◆ Direction ◆
Would you pull out every line of the material that contains the string "data"?

◆ Stored records ◆
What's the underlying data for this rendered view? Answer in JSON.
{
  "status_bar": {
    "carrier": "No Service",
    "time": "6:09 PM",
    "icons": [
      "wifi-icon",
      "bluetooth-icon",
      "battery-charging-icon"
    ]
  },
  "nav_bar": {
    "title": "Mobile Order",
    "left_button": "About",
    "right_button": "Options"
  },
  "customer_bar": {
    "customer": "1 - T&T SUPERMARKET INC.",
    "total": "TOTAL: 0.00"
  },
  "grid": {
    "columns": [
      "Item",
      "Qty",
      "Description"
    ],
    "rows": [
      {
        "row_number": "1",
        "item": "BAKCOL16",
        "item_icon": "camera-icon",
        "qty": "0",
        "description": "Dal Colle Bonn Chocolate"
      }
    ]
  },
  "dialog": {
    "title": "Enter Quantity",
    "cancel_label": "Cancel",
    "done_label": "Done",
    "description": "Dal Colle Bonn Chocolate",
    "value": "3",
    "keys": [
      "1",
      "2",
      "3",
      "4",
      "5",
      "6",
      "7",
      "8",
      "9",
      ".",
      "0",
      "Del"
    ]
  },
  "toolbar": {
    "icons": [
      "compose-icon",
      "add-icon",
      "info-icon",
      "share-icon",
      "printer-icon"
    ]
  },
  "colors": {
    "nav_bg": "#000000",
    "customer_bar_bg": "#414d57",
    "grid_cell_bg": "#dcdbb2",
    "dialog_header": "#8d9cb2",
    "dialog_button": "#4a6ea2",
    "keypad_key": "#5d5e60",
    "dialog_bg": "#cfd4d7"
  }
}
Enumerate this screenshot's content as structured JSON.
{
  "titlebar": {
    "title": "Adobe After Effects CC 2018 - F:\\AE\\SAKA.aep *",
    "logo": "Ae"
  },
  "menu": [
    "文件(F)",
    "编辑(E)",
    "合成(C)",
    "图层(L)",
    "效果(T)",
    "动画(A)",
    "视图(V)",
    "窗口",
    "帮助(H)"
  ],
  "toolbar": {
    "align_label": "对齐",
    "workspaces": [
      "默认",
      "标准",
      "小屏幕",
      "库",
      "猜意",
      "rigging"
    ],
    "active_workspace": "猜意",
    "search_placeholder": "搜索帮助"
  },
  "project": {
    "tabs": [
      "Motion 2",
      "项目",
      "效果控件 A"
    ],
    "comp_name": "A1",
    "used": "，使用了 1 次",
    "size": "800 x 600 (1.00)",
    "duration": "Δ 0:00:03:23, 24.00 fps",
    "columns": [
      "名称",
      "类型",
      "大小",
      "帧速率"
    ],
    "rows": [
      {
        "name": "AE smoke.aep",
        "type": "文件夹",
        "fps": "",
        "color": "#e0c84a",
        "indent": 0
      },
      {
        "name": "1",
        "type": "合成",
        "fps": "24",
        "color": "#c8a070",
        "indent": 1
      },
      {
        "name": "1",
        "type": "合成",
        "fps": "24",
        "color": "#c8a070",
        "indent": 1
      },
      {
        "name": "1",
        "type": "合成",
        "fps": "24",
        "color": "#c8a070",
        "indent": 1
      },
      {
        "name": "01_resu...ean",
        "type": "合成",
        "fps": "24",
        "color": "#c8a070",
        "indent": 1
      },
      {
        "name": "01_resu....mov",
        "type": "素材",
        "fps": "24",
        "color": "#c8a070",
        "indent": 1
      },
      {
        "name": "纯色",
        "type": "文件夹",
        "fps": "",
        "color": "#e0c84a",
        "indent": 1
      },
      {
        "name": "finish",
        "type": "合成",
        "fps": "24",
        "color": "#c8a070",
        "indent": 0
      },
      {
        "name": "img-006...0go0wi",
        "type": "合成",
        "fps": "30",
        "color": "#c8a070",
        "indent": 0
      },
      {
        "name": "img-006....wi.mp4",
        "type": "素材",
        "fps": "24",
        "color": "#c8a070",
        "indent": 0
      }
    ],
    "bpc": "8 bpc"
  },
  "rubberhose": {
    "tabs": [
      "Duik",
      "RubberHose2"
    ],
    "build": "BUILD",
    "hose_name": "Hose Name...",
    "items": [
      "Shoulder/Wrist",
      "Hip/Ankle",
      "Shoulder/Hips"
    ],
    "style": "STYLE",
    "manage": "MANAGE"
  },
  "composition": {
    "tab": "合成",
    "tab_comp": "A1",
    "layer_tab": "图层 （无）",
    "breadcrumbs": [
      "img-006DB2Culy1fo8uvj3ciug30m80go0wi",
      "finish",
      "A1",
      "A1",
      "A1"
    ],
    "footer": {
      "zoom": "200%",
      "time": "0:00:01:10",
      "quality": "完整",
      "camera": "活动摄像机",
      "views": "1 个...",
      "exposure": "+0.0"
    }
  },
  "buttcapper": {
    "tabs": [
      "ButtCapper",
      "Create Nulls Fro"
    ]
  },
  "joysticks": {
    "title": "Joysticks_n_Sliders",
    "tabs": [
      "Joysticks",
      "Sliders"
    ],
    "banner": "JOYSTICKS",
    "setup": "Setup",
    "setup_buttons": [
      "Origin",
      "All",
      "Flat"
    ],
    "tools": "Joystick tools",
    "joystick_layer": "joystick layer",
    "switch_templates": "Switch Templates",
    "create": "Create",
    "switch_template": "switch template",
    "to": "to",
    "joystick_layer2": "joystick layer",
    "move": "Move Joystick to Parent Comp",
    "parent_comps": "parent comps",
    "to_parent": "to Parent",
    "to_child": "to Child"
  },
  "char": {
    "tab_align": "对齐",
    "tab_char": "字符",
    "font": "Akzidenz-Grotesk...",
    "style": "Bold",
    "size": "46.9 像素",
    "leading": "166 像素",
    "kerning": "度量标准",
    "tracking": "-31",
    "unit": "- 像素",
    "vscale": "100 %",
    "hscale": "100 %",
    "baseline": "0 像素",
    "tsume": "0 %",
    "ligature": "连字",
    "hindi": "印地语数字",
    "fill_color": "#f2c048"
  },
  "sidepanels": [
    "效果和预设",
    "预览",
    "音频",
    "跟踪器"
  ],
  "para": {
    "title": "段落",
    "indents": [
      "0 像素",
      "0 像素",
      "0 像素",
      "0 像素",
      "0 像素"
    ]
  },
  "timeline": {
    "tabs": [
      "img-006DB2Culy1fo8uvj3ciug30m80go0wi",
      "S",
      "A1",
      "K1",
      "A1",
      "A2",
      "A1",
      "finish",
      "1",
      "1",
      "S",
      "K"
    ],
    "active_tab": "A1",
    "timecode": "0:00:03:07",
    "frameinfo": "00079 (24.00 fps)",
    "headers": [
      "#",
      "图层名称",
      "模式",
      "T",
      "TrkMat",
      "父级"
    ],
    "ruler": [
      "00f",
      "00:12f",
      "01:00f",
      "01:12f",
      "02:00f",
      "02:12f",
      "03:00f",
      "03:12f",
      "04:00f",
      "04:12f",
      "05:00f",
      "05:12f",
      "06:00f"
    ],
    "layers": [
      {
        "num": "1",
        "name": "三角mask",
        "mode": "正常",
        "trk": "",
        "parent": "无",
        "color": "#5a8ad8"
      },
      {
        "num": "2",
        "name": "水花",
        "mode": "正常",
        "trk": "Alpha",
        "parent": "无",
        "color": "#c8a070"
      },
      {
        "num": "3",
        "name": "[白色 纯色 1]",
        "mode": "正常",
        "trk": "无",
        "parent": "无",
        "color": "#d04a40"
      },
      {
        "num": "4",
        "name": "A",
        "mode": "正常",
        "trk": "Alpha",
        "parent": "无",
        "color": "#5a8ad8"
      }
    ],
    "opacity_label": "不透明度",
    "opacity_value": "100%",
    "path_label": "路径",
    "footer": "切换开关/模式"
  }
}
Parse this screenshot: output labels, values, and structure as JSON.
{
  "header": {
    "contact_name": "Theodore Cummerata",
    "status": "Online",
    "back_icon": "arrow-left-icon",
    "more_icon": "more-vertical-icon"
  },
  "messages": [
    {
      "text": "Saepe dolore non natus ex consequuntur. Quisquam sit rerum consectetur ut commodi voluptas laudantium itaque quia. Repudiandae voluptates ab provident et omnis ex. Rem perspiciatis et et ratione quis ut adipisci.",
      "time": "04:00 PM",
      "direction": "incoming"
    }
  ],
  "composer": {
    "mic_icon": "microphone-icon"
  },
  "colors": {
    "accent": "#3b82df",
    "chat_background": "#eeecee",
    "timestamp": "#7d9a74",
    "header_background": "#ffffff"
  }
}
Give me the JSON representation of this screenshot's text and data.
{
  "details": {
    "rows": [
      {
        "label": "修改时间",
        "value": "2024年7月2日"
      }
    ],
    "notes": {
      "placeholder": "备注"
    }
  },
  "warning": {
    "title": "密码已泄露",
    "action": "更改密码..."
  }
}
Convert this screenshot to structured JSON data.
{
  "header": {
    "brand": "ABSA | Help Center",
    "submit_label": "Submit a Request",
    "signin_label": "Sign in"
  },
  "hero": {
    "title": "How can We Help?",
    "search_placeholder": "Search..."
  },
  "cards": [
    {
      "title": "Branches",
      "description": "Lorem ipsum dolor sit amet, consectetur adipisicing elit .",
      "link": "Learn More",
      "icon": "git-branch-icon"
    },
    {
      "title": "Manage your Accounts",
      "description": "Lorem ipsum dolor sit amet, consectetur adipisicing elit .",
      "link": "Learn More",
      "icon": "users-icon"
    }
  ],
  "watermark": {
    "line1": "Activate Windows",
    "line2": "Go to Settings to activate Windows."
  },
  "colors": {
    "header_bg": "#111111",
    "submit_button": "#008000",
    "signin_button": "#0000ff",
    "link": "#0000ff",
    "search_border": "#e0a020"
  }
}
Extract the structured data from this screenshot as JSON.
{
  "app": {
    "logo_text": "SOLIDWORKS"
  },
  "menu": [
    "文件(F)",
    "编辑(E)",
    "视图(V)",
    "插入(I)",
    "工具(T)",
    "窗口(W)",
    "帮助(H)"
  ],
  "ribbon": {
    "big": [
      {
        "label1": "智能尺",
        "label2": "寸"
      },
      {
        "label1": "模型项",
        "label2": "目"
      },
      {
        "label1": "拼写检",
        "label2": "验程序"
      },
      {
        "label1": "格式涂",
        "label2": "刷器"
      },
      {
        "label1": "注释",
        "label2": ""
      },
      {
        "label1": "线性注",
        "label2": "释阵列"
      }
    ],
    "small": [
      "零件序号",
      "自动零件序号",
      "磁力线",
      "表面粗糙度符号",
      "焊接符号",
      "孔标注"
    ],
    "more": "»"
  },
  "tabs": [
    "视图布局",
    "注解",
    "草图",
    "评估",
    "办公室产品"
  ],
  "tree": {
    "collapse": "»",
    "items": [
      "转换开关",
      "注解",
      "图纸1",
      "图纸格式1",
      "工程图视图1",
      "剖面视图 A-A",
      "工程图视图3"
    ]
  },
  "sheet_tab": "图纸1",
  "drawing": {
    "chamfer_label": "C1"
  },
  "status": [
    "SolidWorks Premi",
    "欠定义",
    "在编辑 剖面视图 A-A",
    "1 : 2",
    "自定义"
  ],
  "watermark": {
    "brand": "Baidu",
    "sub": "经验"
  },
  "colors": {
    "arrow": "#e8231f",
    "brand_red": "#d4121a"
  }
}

◆ Right answer ◆
What's the underlying data for this rendered view? Answer in JSON.
Give me the JSON representation of this screenshot's text and data.
Convert this screenshot to structured JSON data.
Extract the structured data from this screenshot as JSON.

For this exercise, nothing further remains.